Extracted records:
[Start of section]

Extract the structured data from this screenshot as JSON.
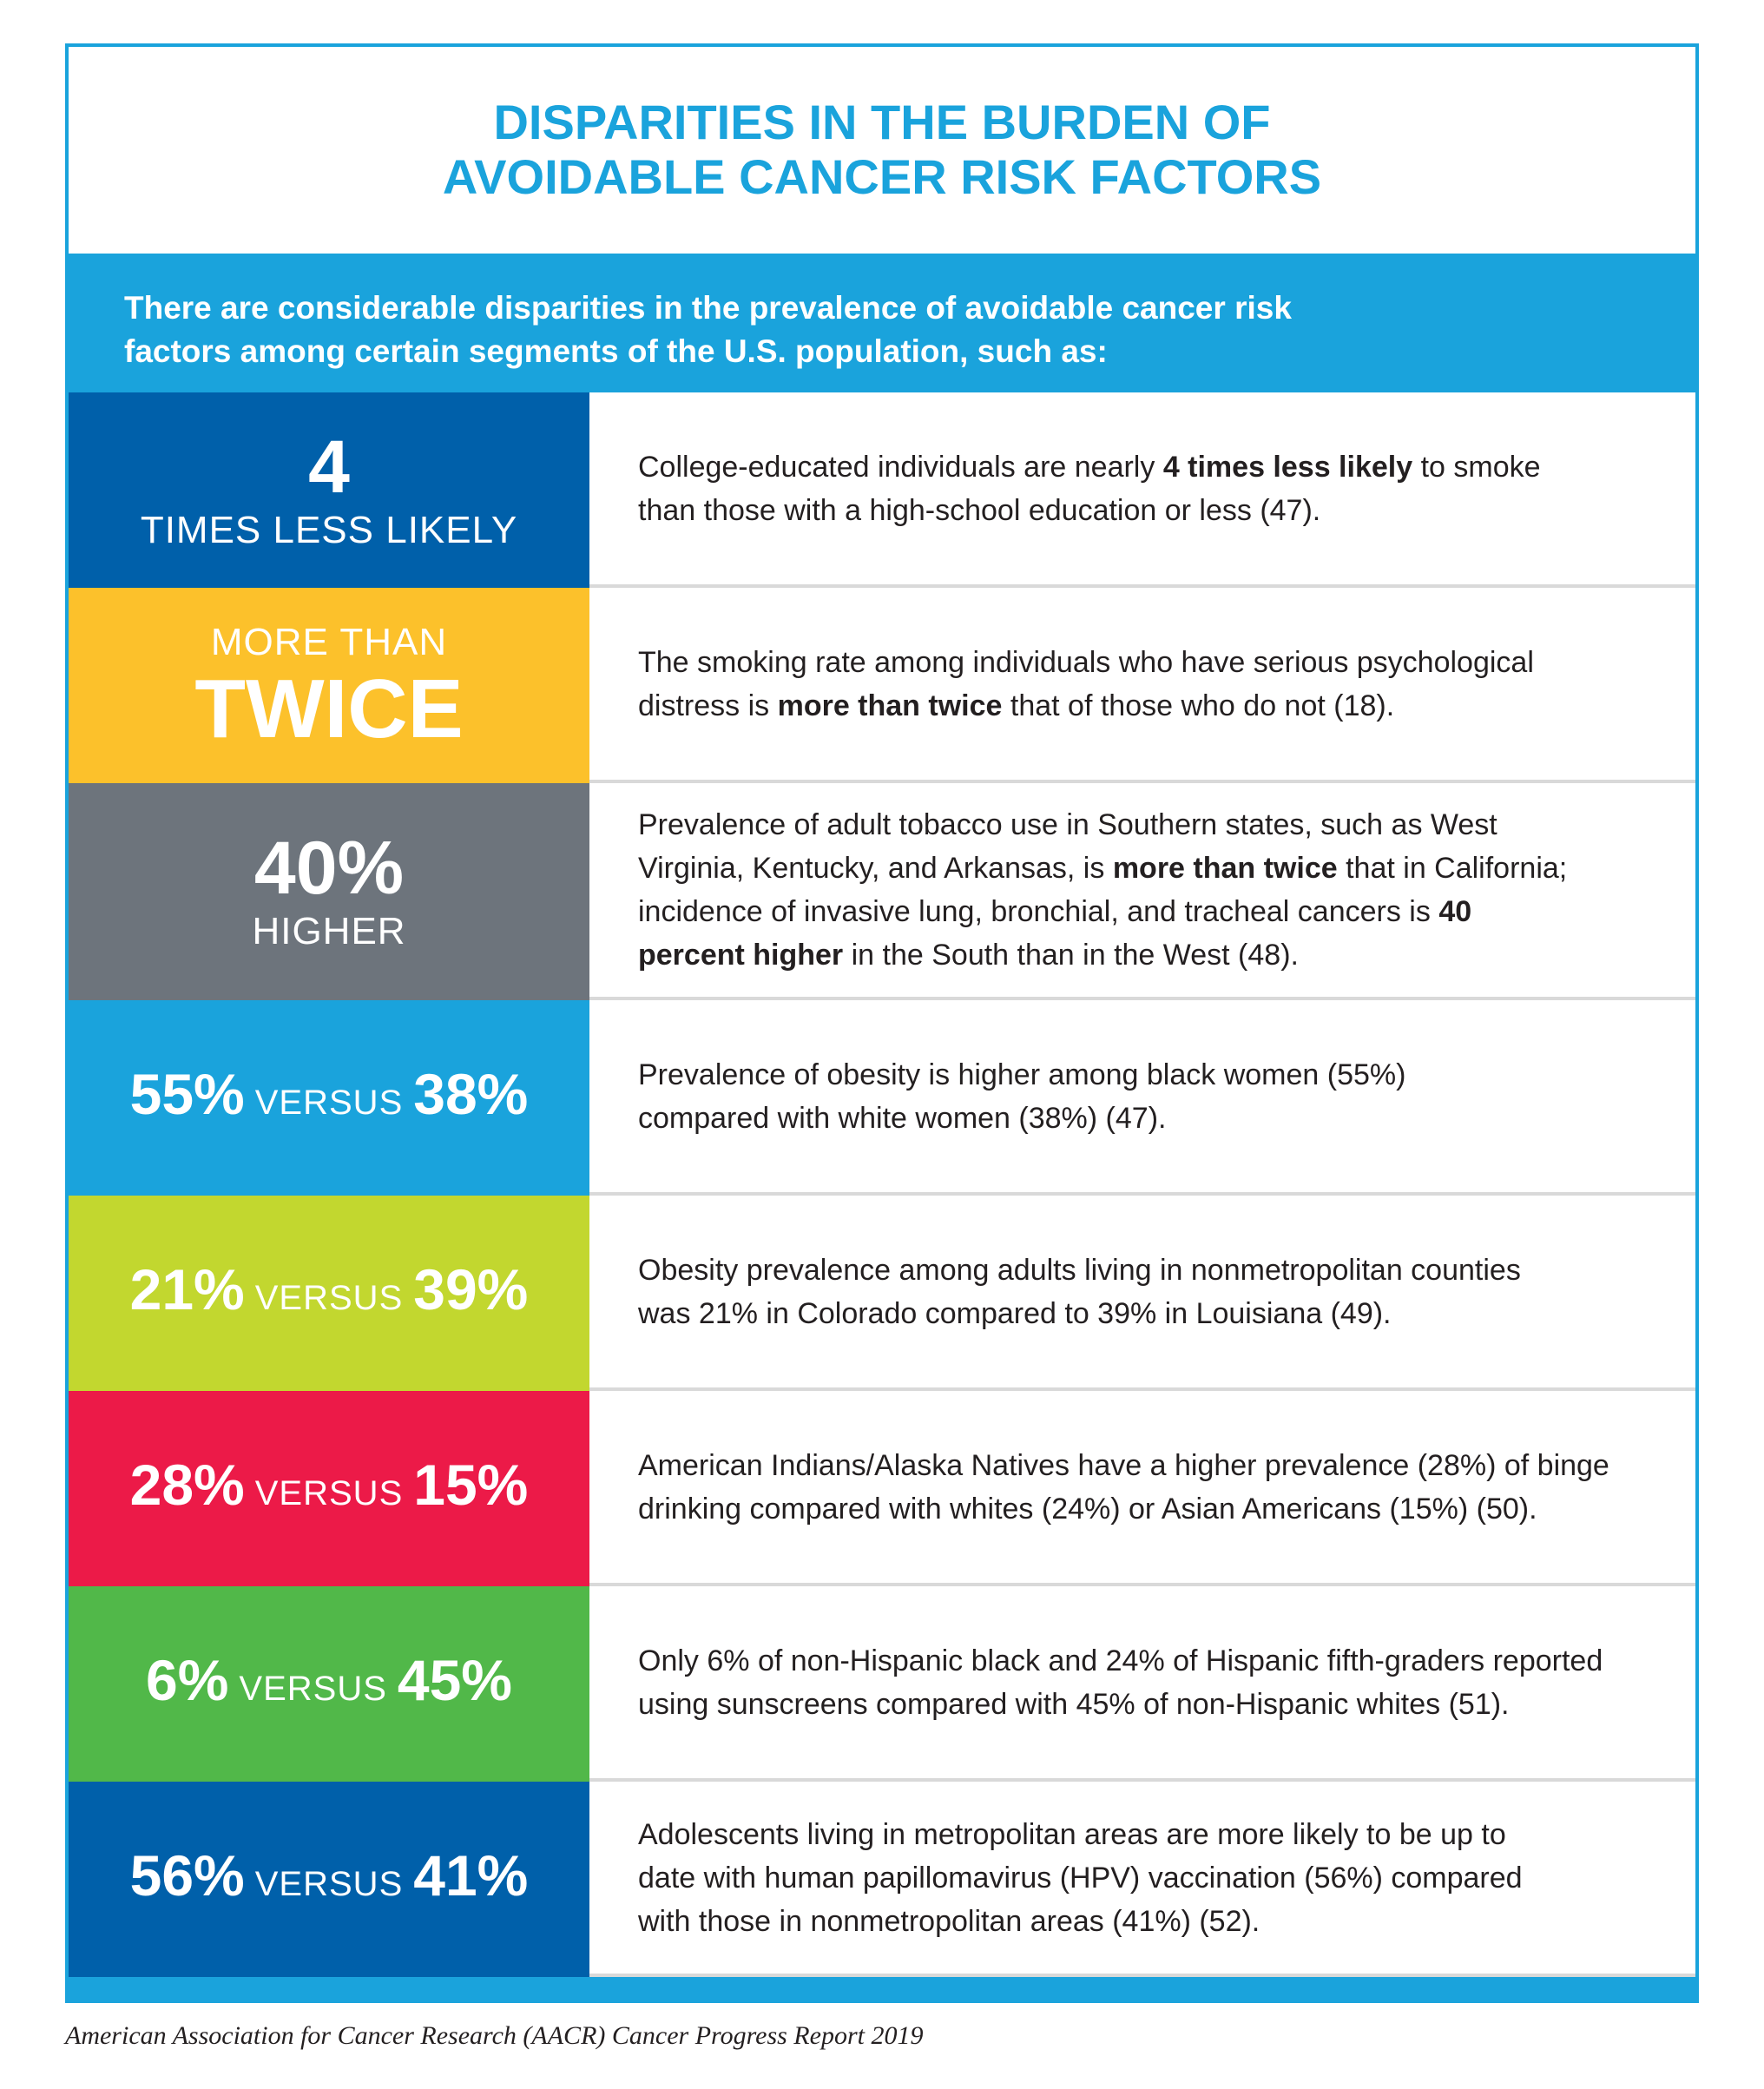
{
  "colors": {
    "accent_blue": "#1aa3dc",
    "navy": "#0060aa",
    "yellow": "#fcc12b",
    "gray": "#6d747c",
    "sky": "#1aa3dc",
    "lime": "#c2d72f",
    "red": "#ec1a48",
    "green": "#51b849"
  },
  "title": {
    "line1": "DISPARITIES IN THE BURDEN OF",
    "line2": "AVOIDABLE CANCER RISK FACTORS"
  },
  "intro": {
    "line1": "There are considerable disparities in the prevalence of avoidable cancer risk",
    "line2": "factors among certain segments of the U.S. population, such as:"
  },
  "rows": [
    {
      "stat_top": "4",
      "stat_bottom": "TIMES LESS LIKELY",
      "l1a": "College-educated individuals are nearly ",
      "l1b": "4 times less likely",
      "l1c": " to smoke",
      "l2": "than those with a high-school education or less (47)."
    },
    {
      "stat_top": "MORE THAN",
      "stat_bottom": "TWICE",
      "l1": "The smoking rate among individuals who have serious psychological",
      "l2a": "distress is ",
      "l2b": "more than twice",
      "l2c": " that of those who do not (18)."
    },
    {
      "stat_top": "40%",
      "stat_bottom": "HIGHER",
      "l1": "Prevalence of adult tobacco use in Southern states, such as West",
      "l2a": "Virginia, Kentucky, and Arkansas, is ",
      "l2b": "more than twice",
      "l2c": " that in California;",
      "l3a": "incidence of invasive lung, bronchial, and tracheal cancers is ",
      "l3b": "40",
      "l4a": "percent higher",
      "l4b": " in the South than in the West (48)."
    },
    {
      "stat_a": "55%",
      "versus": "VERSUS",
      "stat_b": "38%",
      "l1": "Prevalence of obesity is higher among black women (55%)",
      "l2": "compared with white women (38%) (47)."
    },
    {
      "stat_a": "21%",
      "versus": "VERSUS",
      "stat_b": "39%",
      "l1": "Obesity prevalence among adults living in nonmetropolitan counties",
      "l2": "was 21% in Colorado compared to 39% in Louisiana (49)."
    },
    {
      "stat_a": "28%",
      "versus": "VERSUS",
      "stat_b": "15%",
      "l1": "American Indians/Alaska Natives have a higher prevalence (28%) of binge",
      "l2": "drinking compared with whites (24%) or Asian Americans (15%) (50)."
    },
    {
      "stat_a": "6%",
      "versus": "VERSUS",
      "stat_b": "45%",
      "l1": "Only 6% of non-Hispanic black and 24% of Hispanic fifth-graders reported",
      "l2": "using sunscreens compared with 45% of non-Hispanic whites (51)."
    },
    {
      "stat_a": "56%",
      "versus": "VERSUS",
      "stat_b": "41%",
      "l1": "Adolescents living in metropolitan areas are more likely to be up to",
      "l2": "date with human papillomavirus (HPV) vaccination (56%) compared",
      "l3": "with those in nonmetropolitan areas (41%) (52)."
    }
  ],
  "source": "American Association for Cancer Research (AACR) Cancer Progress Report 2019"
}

[End of section]

## Your task:
Line by line, write out the records above exactly, skipping the pictures.

## Exercise answer:
Extract the structured data from this screenshot as JSON.
{
  "colors": {
    "accent_blue": "#1aa3dc",
    "navy": "#0060aa",
    "yellow": "#fcc12b",
    "gray": "#6d747c",
    "sky": "#1aa3dc",
    "lime": "#c2d72f",
    "red": "#ec1a48",
    "green": "#51b849"
  },
  "title": {
    "line1": "DISPARITIES IN THE BURDEN OF",
    "line2": "AVOIDABLE CANCER RISK FACTORS"
  },
  "intro": {
    "line1": "There are considerable disparities in the prevalence of avoidable cancer risk",
    "line2": "factors among certain segments of the U.S. population, such as:"
  },
  "rows": [
    {
      "stat_top": "4",
      "stat_bottom": "TIMES LESS LIKELY",
      "l1a": "College-educated individuals are nearly ",
      "l1b": "4 times less likely",
      "l1c": " to smoke",
      "l2": "than those with a high-school education or less (47)."
    },
    {
      "stat_top": "MORE THAN",
      "stat_bottom": "TWICE",
      "l1": "The smoking rate among individuals who have serious psychological",
      "l2a": "distress is ",
      "l2b": "more than twice",
      "l2c": " that of those who do not (18)."
    },
    {
      "stat_top": "40%",
      "stat_bottom": "HIGHER",
      "l1": "Prevalence of adult tobacco use in Southern states, such as West",
      "l2a": "Virginia, Kentucky, and Arkansas, is ",
      "l2b": "more than twice",
      "l2c": " that in California;",
      "l3a": "incidence of invasive lung, bronchial, and tracheal cancers is ",
      "l3b": "40",
      "l4a": "percent higher",
      "l4b": " in the South than in the West (48)."
    },
    {
      "stat_a": "55%",
      "versus": "VERSUS",
      "stat_b": "38%",
      "l1": "Prevalence of obesity is higher among black women (55%)",
      "l2": "compared with white women (38%) (47)."
    },
    {
      "stat_a": "21%",
      "versus": "VERSUS",
      "stat_b": "39%",
      "l1": "Obesity prevalence among adults living in nonmetropolitan counties",
      "l2": "was 21% in Colorado compared to 39% in Louisiana (49)."
    },
    {
      "stat_a": "28%",
      "versus": "VERSUS",
      "stat_b": "15%",
      "l1": "American Indians/Alaska Natives have a higher prevalence (28%) of binge",
      "l2": "drinking compared with whites (24%) or Asian Americans (15%) (50)."
    },
    {
      "stat_a": "6%",
      "versus": "VERSUS",
      "stat_b": "45%",
      "l1": "Only 6% of non-Hispanic black and 24% of Hispanic fifth-graders reported",
      "l2": "using sunscreens compared with 45% of non-Hispanic whites (51)."
    },
    {
      "stat_a": "56%",
      "versus": "VERSUS",
      "stat_b": "41%",
      "l1": "Adolescents living in metropolitan areas are more likely to be up to",
      "l2": "date with human papillomavirus (HPV) vaccination (56%) compared",
      "l3": "with those in nonmetropolitan areas (41%) (52)."
    }
  ],
  "source": "American Association for Cancer Research (AACR) Cancer Progress Report 2019"
}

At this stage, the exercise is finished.